**Data rows:**

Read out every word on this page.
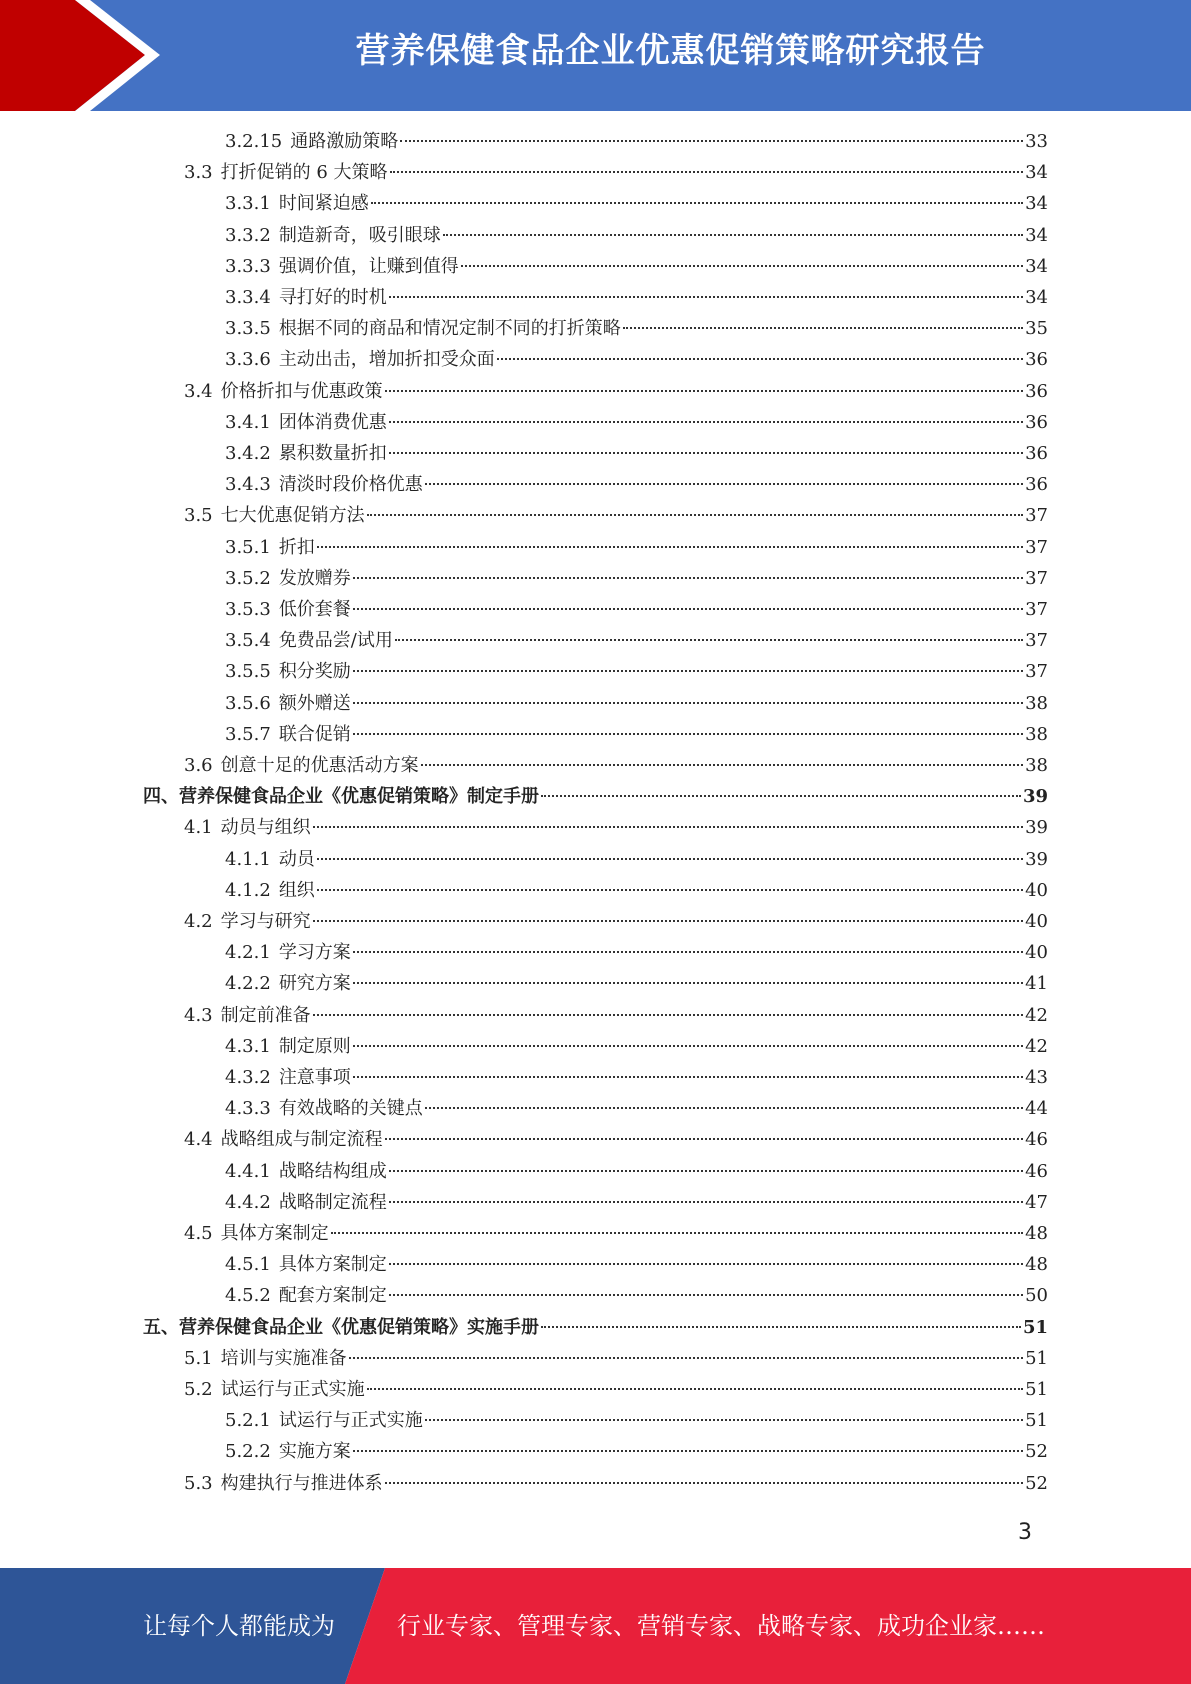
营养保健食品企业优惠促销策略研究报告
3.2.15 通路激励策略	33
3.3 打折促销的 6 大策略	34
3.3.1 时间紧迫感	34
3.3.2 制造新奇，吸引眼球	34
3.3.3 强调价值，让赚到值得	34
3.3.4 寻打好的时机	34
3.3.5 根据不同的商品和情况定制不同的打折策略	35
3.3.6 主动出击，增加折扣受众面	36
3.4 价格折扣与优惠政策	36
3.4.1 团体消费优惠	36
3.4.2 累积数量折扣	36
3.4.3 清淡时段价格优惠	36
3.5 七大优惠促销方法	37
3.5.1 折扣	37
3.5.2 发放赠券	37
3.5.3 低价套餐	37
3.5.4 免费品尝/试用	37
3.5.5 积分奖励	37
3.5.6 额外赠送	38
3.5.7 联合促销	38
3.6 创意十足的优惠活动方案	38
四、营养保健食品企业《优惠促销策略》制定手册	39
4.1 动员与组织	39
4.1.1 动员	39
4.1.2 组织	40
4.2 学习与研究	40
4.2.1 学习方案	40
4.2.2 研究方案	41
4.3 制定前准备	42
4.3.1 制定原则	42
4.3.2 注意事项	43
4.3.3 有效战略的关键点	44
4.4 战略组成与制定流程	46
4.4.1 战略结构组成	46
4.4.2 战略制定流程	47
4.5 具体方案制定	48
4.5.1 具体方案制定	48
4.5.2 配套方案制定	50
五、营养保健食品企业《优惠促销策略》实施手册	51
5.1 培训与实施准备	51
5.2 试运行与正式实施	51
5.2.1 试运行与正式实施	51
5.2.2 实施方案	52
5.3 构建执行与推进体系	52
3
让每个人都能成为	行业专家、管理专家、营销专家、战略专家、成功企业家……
...
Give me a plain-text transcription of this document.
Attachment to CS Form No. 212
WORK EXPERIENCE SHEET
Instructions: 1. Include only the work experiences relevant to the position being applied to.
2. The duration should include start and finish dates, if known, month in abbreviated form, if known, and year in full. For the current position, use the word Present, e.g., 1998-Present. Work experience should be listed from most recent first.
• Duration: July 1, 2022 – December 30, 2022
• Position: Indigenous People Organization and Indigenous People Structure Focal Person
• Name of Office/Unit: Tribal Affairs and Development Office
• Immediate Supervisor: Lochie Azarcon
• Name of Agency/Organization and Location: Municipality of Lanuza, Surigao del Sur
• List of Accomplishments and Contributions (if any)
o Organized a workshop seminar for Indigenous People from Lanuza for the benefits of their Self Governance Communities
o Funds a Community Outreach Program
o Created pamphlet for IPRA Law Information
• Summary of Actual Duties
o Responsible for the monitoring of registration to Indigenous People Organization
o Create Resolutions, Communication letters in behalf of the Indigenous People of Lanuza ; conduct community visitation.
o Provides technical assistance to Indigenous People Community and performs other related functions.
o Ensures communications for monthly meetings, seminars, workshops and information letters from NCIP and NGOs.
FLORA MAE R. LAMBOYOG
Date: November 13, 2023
---
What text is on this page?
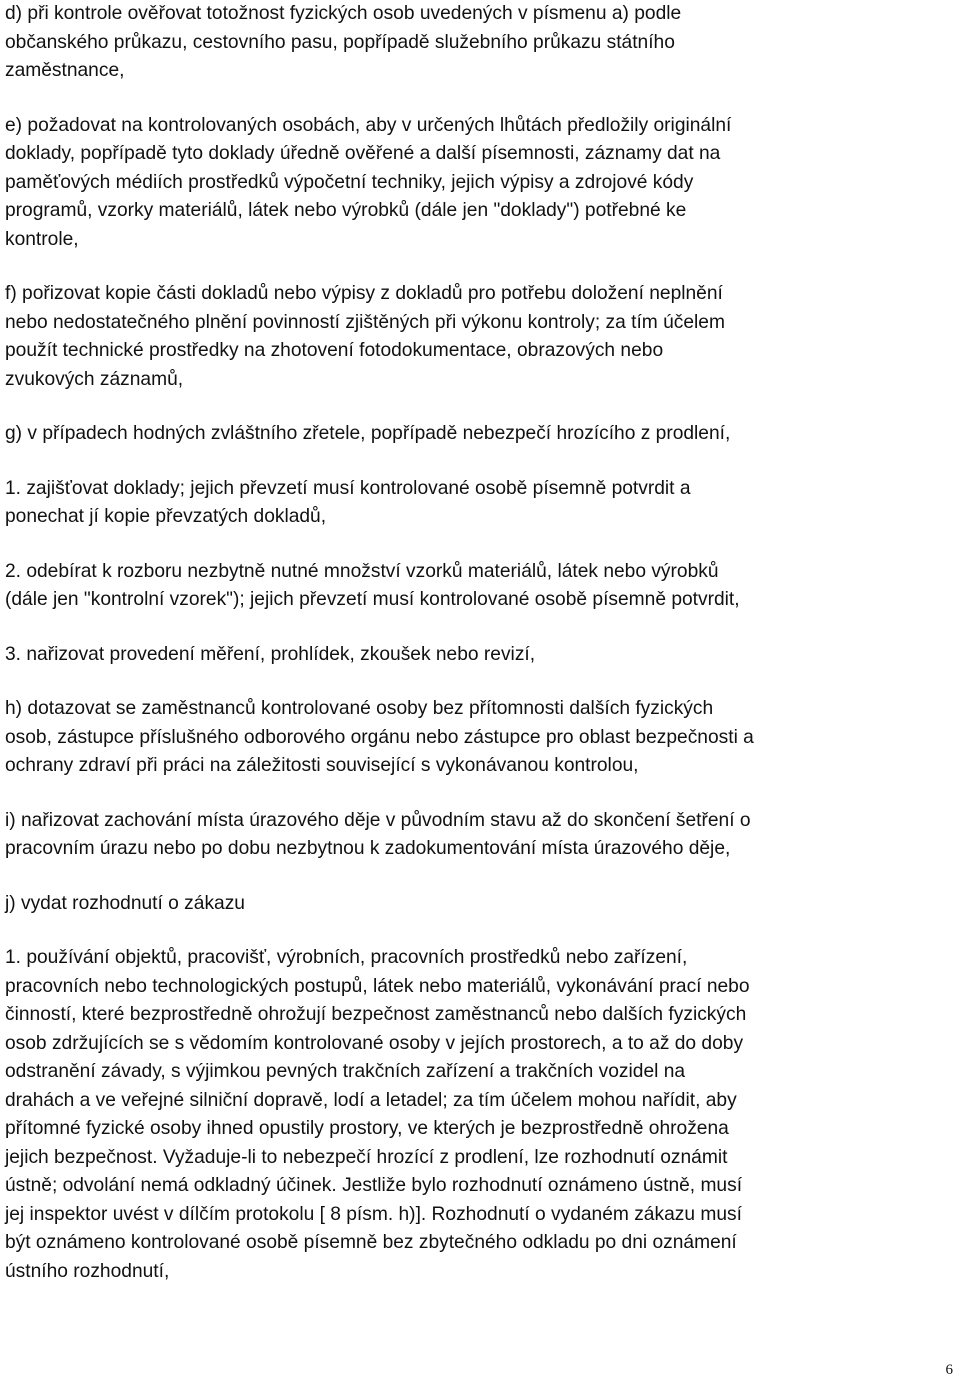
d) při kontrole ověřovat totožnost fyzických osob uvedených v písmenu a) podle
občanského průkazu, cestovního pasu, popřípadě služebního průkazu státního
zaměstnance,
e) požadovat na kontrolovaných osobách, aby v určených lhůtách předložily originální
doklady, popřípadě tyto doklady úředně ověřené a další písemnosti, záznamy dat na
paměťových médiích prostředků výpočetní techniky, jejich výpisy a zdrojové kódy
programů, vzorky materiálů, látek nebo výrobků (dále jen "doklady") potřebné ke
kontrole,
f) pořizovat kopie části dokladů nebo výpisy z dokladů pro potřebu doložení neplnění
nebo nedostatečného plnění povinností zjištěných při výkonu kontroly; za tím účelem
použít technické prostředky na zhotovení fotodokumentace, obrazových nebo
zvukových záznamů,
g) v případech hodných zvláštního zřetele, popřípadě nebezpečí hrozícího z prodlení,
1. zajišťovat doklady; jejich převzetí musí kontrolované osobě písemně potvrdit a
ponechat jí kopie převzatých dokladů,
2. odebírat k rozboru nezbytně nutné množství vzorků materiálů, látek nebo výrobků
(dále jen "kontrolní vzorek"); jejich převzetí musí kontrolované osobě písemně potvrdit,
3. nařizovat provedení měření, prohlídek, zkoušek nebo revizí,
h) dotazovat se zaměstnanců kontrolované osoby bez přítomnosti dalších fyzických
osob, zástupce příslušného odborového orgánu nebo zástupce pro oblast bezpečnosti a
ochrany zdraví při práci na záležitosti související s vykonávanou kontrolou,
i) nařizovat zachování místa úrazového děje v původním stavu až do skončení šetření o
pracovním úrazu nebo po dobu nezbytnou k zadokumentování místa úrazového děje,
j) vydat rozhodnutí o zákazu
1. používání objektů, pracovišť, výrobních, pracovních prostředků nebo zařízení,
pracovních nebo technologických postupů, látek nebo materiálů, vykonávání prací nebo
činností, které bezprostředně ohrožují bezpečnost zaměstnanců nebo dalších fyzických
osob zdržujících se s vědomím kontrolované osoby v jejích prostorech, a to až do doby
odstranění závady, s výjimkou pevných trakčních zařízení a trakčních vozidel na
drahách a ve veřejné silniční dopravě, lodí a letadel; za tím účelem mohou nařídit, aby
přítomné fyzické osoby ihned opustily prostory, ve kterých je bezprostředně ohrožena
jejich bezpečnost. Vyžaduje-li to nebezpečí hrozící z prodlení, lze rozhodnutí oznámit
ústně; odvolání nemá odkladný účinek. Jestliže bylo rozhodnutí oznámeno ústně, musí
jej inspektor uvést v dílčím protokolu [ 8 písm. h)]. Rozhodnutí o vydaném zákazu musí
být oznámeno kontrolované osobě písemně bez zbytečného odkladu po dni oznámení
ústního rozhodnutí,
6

**The request:** Scan the entries above for the word "this" and collect each line holding it.

**The solution:**
Read out every word on this page.
Give me a plain-text transcription of this document.
What text is on this page?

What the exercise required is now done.